#### Source records ####

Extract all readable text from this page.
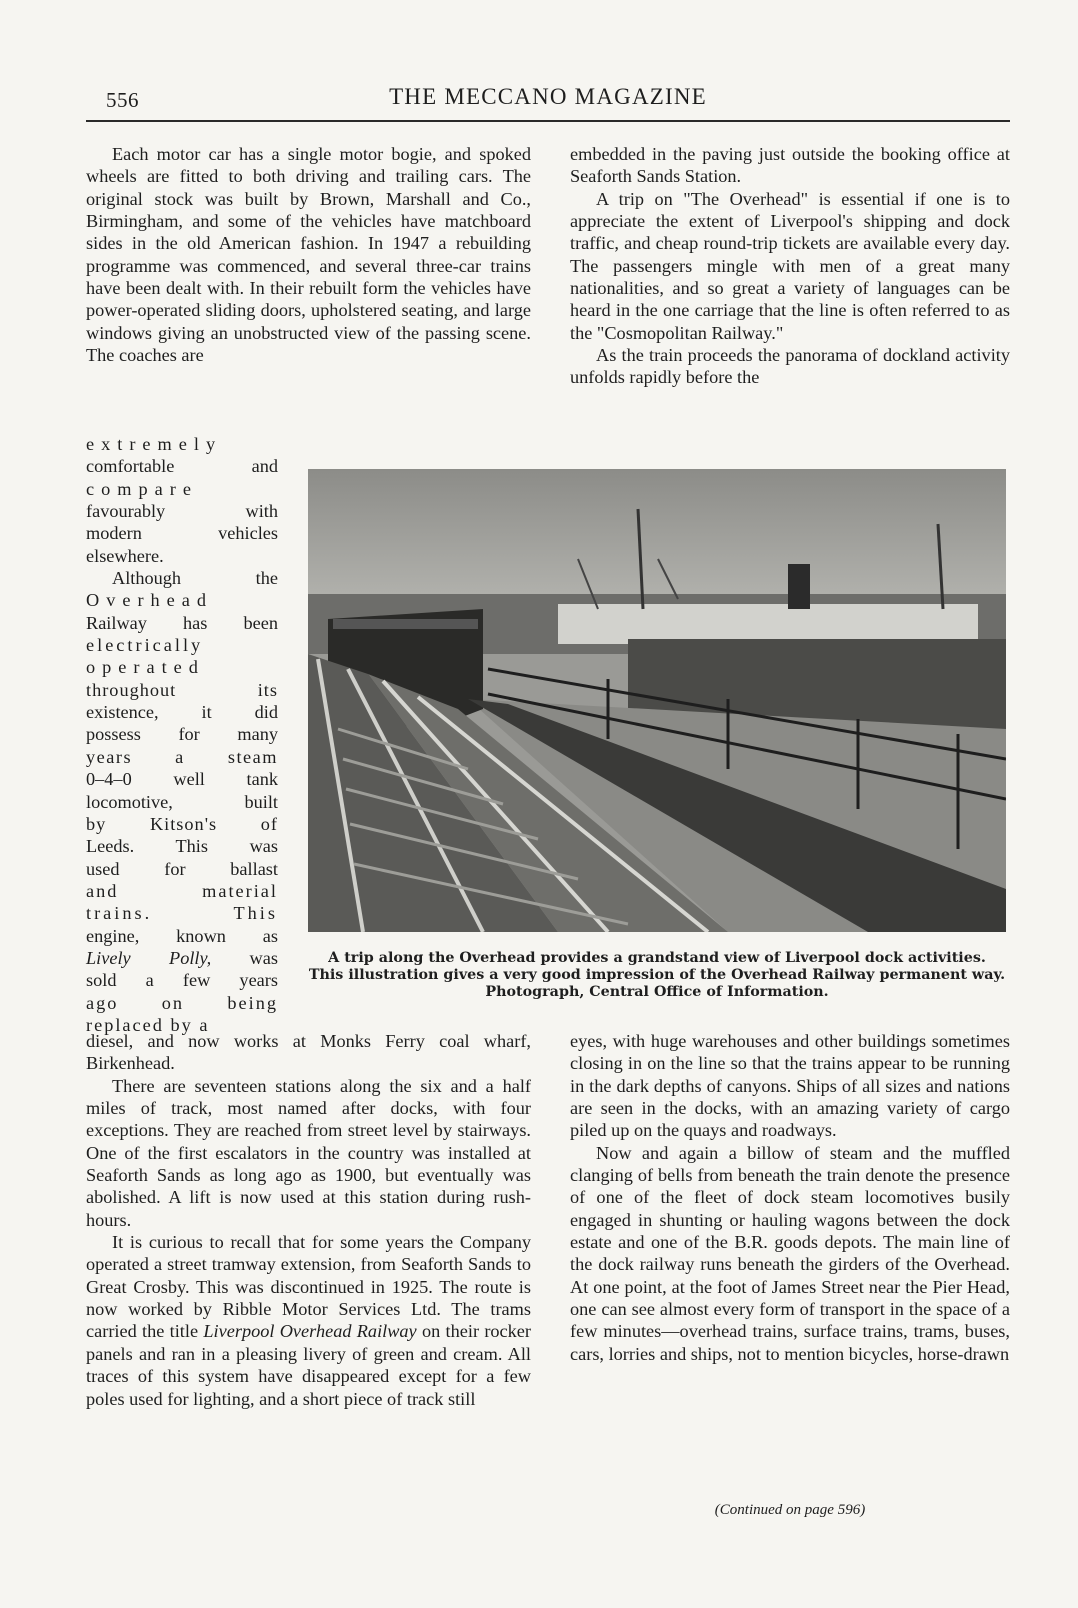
556	THE MECCANO MAGAZINE

Each motor car has a single motor bogie, and spoked wheels are fitted to both driving and trailing cars. The original stock was built by Brown, Marshall and Co., Birmingham, and some of the vehicles have matchboard sides in the old American fashion. In 1947 a rebuilding programme was commenced, and several three-car trains have been dealt with. In their rebuilt form the vehicles have power-operated sliding doors, upholstered seating, and large windows giving an unobstructed view of the passing scene. The coaches are

embedded in the paving just outside the booking office at Seaforth Sands Station.

A trip on "The Overhead" is essential if one is to appreciate the extent of Liverpool's shipping and dock traffic, and cheap round-trip tickets are available every day. The passengers mingle with men of a great many nationalities, and so great a variety of languages can be heard in the one carriage that the line is often referred to as the "Cosmopolitan Railway."

As the train proceeds the panorama of dockland activity unfolds rapidly before the

extremely
comfortable and
compare
favourably with
modern vehicles
elsewhere.
Although the
Overhead
Railway has been
electrically
operated
throughout its
existence, it did
possess for many
years a steam
0–4–0 well tank
locomotive, built
by Kitson's of
Leeds. This was
used for ballast
and material
trains. This
engine, known as
Lively Polly, was
sold a few years
ago on being
replaced by a
A trip along the Overhead provides a grandstand view of Liverpool dock activities.
This illustration gives a very good impression of the Overhead Railway permanent way.
Photograph, Central Office of Information.

diesel, and now works at Monks Ferry coal wharf, Birkenhead.

There are seventeen stations along the six and a half miles of track, most named after docks, with four exceptions. They are reached from street level by stairways. One of the first escalators in the country was installed at Seaforth Sands as long ago as 1900, but eventually was abolished. A lift is now used at this station during rush-hours.

It is curious to recall that for some years the Company operated a street tramway extension, from Seaforth Sands to Great Crosby. This was discontinued in 1925. The route is now worked by Ribble Motor Services Ltd. The trams carried the title Liverpool Overhead Railway on their rocker panels and ran in a pleasing livery of green and cream. All traces of this system have disappeared except for a few poles used for lighting, and a short piece of track still

eyes, with huge warehouses and other buildings sometimes closing in on the line so that the trains appear to be running in the dark depths of canyons. Ships of all sizes and nations are seen in the docks, with an amazing variety of cargo piled up on the quays and roadways.

Now and again a billow of steam and the muffled clanging of bells from beneath the train denote the presence of one of the fleet of dock steam locomotives busily engaged in shunting or hauling wagons between the dock estate and one of the B.R. goods depots. The main line of the dock railway runs beneath the girders of the Overhead. At one point, at the foot of James Street near the Pier Head, one can see almost every form of transport in the space of a few minutes—overhead trains, surface trains, trams, buses, cars, lorries and ships, not to mention bicycles, horse-drawn

(Continued on page 596)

####

__Stated goal__
Find every line in the records that contains the word "docks"; copy those lines.

__Exercise answer__
There are seventeen stations along the six and a half miles of track, most named after docks, with four exceptions. They are reached from street level by stairways. One of the first escalators in the country was installed at Seaforth Sands as long ago as 1900, but eventually was abolished. A lift is now used at this station during rush-hours.
eyes, with huge warehouses and other buildings sometimes closing in on the line so that the trains appear to be running in the dark depths of canyons. Ships of all sizes and nations are seen in the docks, with an amazing variety of cargo piled up on the quays and roadways.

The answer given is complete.